■ Set task
Sift the material for lines containing "this", and return them.

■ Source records
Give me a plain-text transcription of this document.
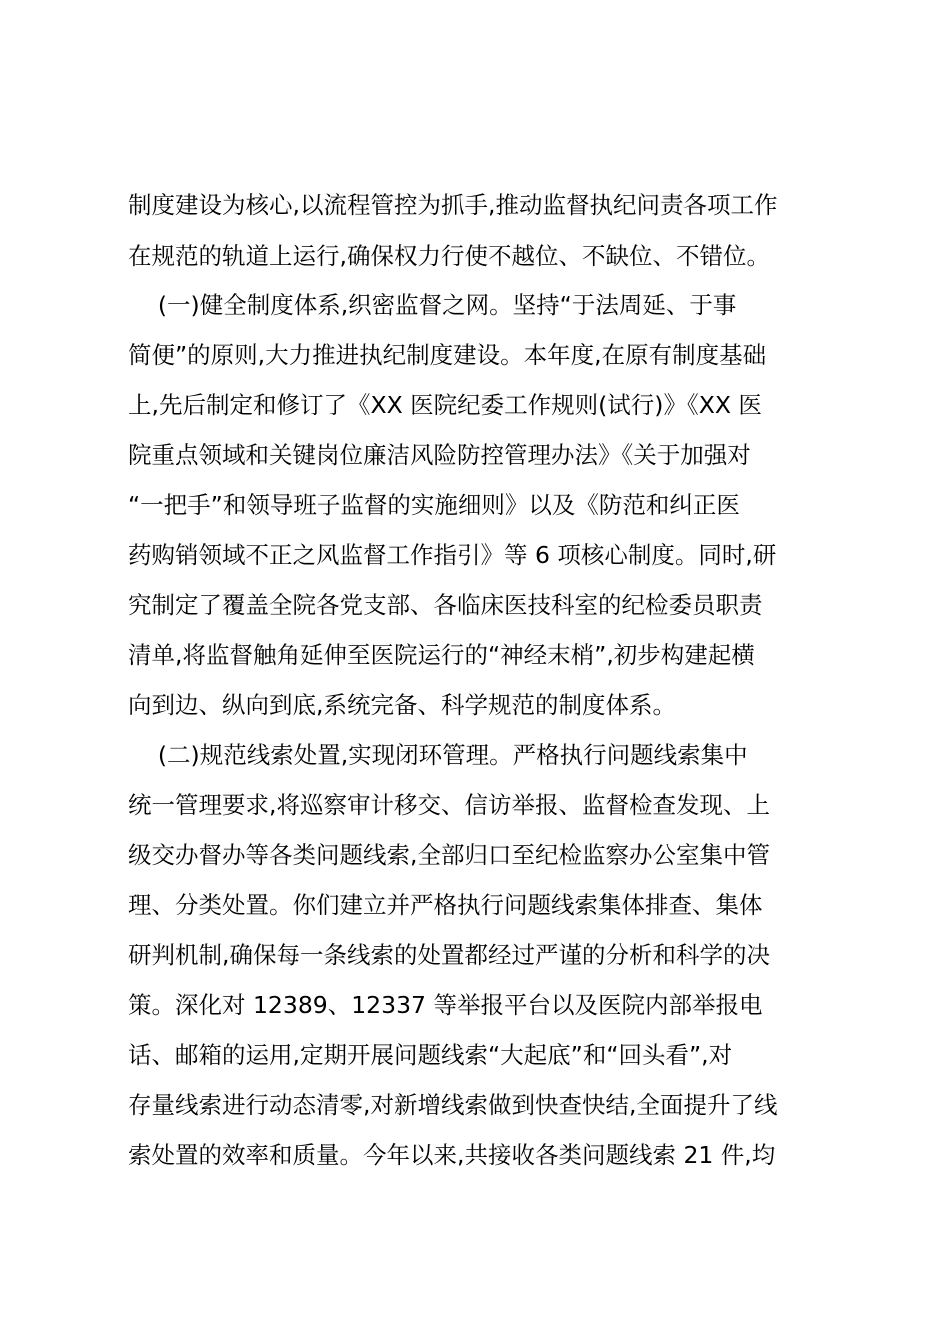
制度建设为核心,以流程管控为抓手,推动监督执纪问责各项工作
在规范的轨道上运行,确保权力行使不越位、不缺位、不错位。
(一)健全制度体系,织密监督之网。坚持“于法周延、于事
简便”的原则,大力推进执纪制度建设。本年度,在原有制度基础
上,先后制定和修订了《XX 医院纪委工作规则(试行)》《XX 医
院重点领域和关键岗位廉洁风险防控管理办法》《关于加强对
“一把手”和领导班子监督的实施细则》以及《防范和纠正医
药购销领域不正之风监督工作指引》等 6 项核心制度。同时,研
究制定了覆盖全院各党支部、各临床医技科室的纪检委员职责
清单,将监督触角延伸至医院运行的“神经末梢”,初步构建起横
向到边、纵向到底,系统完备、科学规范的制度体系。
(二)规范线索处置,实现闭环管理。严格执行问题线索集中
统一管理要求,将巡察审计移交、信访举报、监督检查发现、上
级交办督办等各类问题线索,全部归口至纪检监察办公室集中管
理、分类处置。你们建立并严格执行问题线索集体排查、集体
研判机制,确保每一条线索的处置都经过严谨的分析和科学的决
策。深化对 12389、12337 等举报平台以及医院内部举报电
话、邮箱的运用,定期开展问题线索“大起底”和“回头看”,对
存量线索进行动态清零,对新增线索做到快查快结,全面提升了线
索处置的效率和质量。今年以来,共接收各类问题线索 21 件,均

==

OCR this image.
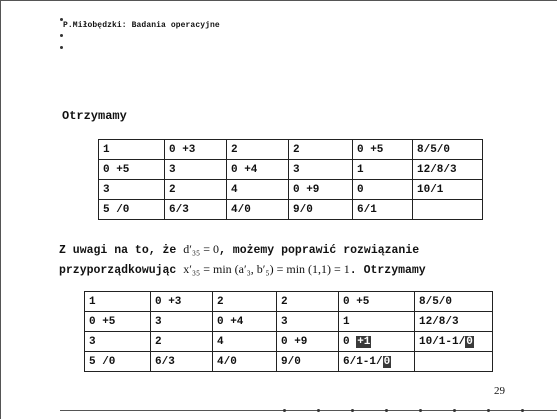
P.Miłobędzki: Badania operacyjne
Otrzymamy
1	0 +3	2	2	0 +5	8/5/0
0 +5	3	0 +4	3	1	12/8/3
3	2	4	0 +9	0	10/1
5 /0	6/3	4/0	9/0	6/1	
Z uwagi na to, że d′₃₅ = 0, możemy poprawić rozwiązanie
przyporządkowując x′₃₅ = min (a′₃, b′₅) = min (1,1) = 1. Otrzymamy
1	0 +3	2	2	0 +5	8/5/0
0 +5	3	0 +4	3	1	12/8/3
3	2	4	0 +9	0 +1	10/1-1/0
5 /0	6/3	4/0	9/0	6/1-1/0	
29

■ Response
Give me a plain-text transcription of this document.
OCR this image.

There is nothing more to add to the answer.